EXERCISE: Under this task are some entries; return every one of them exactly.
====
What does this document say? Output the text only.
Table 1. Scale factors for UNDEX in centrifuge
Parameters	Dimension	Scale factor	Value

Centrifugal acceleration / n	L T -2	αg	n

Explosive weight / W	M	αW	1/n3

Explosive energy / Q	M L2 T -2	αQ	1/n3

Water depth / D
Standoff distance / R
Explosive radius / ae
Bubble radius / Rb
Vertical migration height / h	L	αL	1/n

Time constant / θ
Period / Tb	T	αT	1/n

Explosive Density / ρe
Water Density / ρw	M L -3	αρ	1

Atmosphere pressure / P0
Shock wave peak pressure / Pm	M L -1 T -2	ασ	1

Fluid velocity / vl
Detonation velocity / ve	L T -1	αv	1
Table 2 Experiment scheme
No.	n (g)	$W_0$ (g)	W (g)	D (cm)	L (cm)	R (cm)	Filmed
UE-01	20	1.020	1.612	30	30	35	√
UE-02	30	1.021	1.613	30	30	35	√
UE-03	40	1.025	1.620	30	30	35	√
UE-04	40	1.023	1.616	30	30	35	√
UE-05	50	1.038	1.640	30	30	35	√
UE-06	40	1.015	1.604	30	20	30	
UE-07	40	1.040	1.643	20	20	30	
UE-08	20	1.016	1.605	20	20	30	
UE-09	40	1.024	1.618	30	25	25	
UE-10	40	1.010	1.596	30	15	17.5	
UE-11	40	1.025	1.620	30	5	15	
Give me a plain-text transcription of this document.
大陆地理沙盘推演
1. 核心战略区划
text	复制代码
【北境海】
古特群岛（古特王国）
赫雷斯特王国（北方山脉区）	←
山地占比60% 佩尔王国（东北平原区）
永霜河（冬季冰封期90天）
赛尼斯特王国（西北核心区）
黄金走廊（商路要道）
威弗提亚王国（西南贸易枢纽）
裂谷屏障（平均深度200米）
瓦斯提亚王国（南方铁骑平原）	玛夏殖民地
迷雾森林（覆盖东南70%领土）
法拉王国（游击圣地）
====
FULL OUTPUT:
What does this document say? Output the text only.
Table 1. Scale factors for UNDEX in centrifuge
Parameters	Dimension	Scale factor	Value

Centrifugal acceleration / n	L T -2	αg	n

Explosive weight / W	M	αW	1/n3

Explosive energy / Q	M L2 T -2	αQ	1/n3

Water depth / D
Standoff distance / R
Explosive radius / ae
Bubble radius / Rb
Vertical migration height / h	L	αL	1/n

Time constant / θ
Period / Tb	T	αT	1/n

Explosive Density / ρe
Water Density / ρw	M L -3	αρ	1

Atmosphere pressure / P0
Shock wave peak pressure / Pm	M L -1 T -2	ασ	1

Fluid velocity / vl
Detonation velocity / ve	L T -1	αv	1
Table 2 Experiment scheme
No.	n (g)	$W_0$ (g)	W (g)	D (cm)	L (cm)	R (cm)	Filmed
UE-01	20	1.020	1.612	30	30	35	√
UE-02	30	1.021	1.613	30	30	35	√
UE-03	40	1.025	1.620	30	30	35	√
UE-04	40	1.023	1.616	30	30	35	√
UE-05	50	1.038	1.640	30	30	35	√
UE-06	40	1.015	1.604	30	20	30	
UE-07	40	1.040	1.643	20	20	30	
UE-08	20	1.016	1.605	20	20	30	
UE-09	40	1.024	1.618	30	25	25	
UE-10	40	1.010	1.596	30	15	17.5	
UE-11	40	1.025	1.620	30	5	15	
Give me a plain-text transcription of this document.
大陆地理沙盘推演
1. 核心战略区划
text	复制代码
【北境海】
古特群岛（古特王国）
赫雷斯特王国（北方山脉区）	←
山地占比60% 佩尔王国（东北平原区）
永霜河（冬季冰封期90天）
赛尼斯特王国（西北核心区）
黄金走廊（商路要道）
威弗提亚王国（西南贸易枢纽）
裂谷屏障（平均深度200米）
瓦斯提亚王国（南方铁骑平原）	玛夏殖民地
迷雾森林（覆盖东南70%领土）
法拉王国（游击圣地）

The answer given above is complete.